Your instructions: A set of records appears below. Print them all, word for word.

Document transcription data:
+===+

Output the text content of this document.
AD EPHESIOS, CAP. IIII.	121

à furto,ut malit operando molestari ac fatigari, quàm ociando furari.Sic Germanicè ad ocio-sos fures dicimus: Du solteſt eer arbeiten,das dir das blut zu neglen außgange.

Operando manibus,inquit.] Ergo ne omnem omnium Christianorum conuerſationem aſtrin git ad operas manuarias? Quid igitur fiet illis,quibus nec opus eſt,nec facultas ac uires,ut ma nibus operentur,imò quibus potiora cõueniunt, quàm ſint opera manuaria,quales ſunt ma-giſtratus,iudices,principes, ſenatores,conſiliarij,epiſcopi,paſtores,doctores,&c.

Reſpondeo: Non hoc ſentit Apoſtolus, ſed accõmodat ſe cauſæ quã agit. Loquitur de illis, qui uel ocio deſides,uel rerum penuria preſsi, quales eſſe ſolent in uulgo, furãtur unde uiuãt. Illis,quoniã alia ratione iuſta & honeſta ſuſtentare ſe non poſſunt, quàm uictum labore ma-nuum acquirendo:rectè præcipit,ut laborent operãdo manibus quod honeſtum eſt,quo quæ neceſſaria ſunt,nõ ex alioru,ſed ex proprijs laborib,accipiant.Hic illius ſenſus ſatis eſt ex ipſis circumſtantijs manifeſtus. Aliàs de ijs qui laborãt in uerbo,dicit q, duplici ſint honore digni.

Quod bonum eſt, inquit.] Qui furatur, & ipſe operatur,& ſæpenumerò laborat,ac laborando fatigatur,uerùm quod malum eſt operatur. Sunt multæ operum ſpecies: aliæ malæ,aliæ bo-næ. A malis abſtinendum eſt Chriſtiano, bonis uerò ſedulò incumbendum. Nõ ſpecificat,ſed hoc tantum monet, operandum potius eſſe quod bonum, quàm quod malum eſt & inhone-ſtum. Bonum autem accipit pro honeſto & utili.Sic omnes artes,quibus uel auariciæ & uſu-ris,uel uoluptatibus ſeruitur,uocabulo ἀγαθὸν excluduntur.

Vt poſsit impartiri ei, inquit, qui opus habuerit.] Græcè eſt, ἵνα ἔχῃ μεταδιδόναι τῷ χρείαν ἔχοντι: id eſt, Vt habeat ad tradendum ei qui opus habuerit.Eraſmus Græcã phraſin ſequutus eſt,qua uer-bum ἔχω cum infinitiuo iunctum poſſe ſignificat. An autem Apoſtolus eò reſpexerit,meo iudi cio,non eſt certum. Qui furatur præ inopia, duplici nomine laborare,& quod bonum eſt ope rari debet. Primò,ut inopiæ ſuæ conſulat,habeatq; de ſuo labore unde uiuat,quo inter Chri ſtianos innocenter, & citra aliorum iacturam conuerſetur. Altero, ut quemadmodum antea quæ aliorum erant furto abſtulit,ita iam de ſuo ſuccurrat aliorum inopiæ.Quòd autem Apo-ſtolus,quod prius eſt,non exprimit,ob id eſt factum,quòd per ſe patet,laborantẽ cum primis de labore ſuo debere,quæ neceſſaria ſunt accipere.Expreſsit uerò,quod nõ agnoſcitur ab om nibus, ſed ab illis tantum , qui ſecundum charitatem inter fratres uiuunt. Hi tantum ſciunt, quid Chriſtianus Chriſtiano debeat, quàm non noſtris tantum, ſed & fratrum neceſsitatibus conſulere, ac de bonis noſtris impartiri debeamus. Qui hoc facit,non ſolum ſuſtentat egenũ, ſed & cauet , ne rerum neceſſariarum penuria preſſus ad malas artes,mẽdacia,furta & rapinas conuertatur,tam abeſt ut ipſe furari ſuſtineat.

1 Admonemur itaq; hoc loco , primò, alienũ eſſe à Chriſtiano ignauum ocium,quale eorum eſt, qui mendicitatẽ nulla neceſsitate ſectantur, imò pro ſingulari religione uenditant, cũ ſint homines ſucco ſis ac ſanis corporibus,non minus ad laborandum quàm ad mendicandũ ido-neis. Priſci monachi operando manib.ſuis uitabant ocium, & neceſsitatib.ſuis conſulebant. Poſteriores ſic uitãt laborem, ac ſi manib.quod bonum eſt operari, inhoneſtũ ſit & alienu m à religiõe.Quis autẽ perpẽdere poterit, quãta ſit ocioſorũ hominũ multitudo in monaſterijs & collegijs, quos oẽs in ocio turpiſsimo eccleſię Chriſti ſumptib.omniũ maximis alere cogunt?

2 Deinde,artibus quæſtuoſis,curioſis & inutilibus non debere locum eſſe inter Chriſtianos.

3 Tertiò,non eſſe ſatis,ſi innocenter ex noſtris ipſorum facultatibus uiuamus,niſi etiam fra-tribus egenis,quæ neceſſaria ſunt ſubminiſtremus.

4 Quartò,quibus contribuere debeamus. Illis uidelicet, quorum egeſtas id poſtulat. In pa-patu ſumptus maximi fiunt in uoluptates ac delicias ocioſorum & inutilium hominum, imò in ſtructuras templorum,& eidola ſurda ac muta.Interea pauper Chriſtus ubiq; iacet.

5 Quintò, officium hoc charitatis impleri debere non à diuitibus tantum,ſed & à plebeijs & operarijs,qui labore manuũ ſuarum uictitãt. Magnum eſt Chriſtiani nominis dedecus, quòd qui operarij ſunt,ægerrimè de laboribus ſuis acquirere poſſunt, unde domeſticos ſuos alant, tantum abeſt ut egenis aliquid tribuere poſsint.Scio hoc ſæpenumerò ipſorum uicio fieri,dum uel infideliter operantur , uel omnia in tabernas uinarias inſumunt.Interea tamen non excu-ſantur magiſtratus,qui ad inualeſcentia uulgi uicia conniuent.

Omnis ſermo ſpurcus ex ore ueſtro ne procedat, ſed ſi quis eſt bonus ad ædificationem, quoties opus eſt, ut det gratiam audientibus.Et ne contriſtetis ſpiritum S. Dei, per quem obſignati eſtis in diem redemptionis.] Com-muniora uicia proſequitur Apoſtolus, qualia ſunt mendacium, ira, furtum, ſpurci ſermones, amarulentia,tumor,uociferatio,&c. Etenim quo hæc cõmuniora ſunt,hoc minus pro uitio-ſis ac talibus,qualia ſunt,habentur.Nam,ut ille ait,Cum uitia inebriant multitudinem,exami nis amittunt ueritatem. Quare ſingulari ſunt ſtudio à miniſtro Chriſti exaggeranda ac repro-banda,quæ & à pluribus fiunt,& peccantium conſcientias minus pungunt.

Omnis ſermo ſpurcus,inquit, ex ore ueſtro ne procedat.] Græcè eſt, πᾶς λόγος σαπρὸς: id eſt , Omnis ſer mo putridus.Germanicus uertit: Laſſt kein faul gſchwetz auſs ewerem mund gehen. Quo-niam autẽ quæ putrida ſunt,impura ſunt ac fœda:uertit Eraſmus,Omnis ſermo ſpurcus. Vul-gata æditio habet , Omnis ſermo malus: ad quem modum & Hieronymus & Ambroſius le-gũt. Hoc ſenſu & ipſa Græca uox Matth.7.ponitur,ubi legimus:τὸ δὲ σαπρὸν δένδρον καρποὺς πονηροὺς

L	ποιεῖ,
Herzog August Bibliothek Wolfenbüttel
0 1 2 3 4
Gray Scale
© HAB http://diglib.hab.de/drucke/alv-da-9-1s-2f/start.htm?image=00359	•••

+===+

Result below:
Output the text content of this document.
AD EPHESIOS, CAP. IIII.	121

à furto,ut malit operando molestari ac fatigari, quàm ociando furari.Sic Germanicè ad ocio-sos fures dicimus: Du solteſt eer arbeiten,das dir das blut zu neglen außgange.

Operando manibus,inquit.] Ergo ne omnem omnium Christianorum conuerſationem aſtrin git ad operas manuarias? Quid igitur fiet illis,quibus nec opus eſt,nec facultas ac uires,ut ma nibus operentur,imò quibus potiora cõueniunt, quàm ſint opera manuaria,quales ſunt ma-giſtratus,iudices,principes, ſenatores,conſiliarij,epiſcopi,paſtores,doctores,&c.

Reſpondeo: Non hoc ſentit Apoſtolus, ſed accõmodat ſe cauſæ quã agit. Loquitur de illis, qui uel ocio deſides,uel rerum penuria preſsi, quales eſſe ſolent in uulgo, furãtur unde uiuãt. Illis,quoniã alia ratione iuſta & honeſta ſuſtentare ſe non poſſunt, quàm uictum labore ma-nuum acquirendo:rectè præcipit,ut laborent operãdo manibus quod honeſtum eſt,quo quæ neceſſaria ſunt,nõ ex alioru,ſed ex proprijs laborib,accipiant.Hic illius ſenſus ſatis eſt ex ipſis circumſtantijs manifeſtus. Aliàs de ijs qui laborãt in uerbo,dicit q, duplici ſint honore digni.

Quod bonum eſt, inquit.] Qui furatur, & ipſe operatur,& ſæpenumerò laborat,ac laborando fatigatur,uerùm quod malum eſt operatur. Sunt multæ operum ſpecies: aliæ malæ,aliæ bo-næ. A malis abſtinendum eſt Chriſtiano, bonis uerò ſedulò incumbendum. Nõ ſpecificat,ſed hoc tantum monet, operandum potius eſſe quod bonum, quàm quod malum eſt & inhone-ſtum. Bonum autem accipit pro honeſto & utili.Sic omnes artes,quibus uel auariciæ & uſu-ris,uel uoluptatibus ſeruitur,uocabulo ἀγαθὸν excluduntur.

Vt poſsit impartiri ei, inquit, qui opus habuerit.] Græcè eſt, ἵνα ἔχῃ μεταδιδόναι τῷ χρείαν ἔχοντι: id eſt, Vt habeat ad tradendum ei qui opus habuerit.Eraſmus Græcã phraſin ſequutus eſt,qua uer-bum ἔχω cum infinitiuo iunctum poſſe ſignificat. An autem Apoſtolus eò reſpexerit,meo iudi cio,non eſt certum. Qui furatur præ inopia, duplici nomine laborare,& quod bonum eſt ope rari debet. Primò,ut inopiæ ſuæ conſulat,habeatq; de ſuo labore unde uiuat,quo inter Chri ſtianos innocenter, & citra aliorum iacturam conuerſetur. Altero, ut quemadmodum antea quæ aliorum erant furto abſtulit,ita iam de ſuo ſuccurrat aliorum inopiæ.Quòd autem Apo-ſtolus,quod prius eſt,non exprimit,ob id eſt factum,quòd per ſe patet,laborantẽ cum primis de labore ſuo debere,quæ neceſſaria ſunt accipere.Expreſsit uerò,quod nõ agnoſcitur ab om nibus, ſed ab illis tantum , qui ſecundum charitatem inter fratres uiuunt. Hi tantum ſciunt, quid Chriſtianus Chriſtiano debeat, quàm non noſtris tantum, ſed & fratrum neceſsitatibus conſulere, ac de bonis noſtris impartiri debeamus. Qui hoc facit,non ſolum ſuſtentat egenũ, ſed & cauet , ne rerum neceſſariarum penuria preſſus ad malas artes,mẽdacia,furta & rapinas conuertatur,tam abeſt ut ipſe furari ſuſtineat.

1 Admonemur itaq; hoc loco , primò, alienũ eſſe à Chriſtiano ignauum ocium,quale eorum eſt, qui mendicitatẽ nulla neceſsitate ſectantur, imò pro ſingulari religione uenditant, cũ ſint homines ſucco ſis ac ſanis corporibus,non minus ad laborandum quàm ad mendicandũ ido-neis. Priſci monachi operando manib.ſuis uitabant ocium, & neceſsitatib.ſuis conſulebant. Poſteriores ſic uitãt laborem, ac ſi manib.quod bonum eſt operari, inhoneſtũ ſit & alienu m à religiõe.Quis autẽ perpẽdere poterit, quãta ſit ocioſorũ hominũ multitudo in monaſterijs & collegijs, quos oẽs in ocio turpiſsimo eccleſię Chriſti ſumptib.omniũ maximis alere cogunt?

2 Deinde,artibus quæſtuoſis,curioſis & inutilibus non debere locum eſſe inter Chriſtianos.

3 Tertiò,non eſſe ſatis,ſi innocenter ex noſtris ipſorum facultatibus uiuamus,niſi etiam fra-tribus egenis,quæ neceſſaria ſunt ſubminiſtremus.

4 Quartò,quibus contribuere debeamus. Illis uidelicet, quorum egeſtas id poſtulat. In pa-patu ſumptus maximi fiunt in uoluptates ac delicias ocioſorum & inutilium hominum, imò in ſtructuras templorum,& eidola ſurda ac muta.Interea pauper Chriſtus ubiq; iacet.

5 Quintò, officium hoc charitatis impleri debere non à diuitibus tantum,ſed & à plebeijs & operarijs,qui labore manuũ ſuarum uictitãt. Magnum eſt Chriſtiani nominis dedecus, quòd qui operarij ſunt,ægerrimè de laboribus ſuis acquirere poſſunt, unde domeſticos ſuos alant, tantum abeſt ut egenis aliquid tribuere poſsint.Scio hoc ſæpenumerò ipſorum uicio fieri,dum uel infideliter operantur , uel omnia in tabernas uinarias inſumunt.Interea tamen non excu-ſantur magiſtratus,qui ad inualeſcentia uulgi uicia conniuent.

Omnis ſermo ſpurcus ex ore ueſtro ne procedat, ſed ſi quis eſt bonus ad ædificationem, quoties opus eſt, ut det gratiam audientibus.Et ne contriſtetis ſpiritum S. Dei, per quem obſignati eſtis in diem redemptionis.] Com-muniora uicia proſequitur Apoſtolus, qualia ſunt mendacium, ira, furtum, ſpurci ſermones, amarulentia,tumor,uociferatio,&c. Etenim quo hæc cõmuniora ſunt,hoc minus pro uitio-ſis ac talibus,qualia ſunt,habentur.Nam,ut ille ait,Cum uitia inebriant multitudinem,exami nis amittunt ueritatem. Quare ſingulari ſunt ſtudio à miniſtro Chriſti exaggeranda ac repro-banda,quæ & à pluribus fiunt,& peccantium conſcientias minus pungunt.

Omnis ſermo ſpurcus,inquit, ex ore ueſtro ne procedat.] Græcè eſt, πᾶς λόγος σαπρὸς: id eſt , Omnis ſer mo putridus.Germanicus uertit: Laſſt kein faul gſchwetz auſs ewerem mund gehen. Quo-niam autẽ quæ putrida ſunt,impura ſunt ac fœda:uertit Eraſmus,Omnis ſermo ſpurcus. Vul-gata æditio habet , Omnis ſermo malus: ad quem modum & Hieronymus & Ambroſius le-gũt. Hoc ſenſu & ipſa Græca uox Matth.7.ponitur,ubi legimus:τὸ δὲ σαπρὸν δένδρον καρποὺς πονηροὺς

L	ποιεῖ,
Herzog August Bibliothek Wolfenbüttel
0 1 2 3 4
Gray Scale
© HAB http://diglib.hab.de/drucke/alv-da-9-1s-2f/start.htm?image=00359	•••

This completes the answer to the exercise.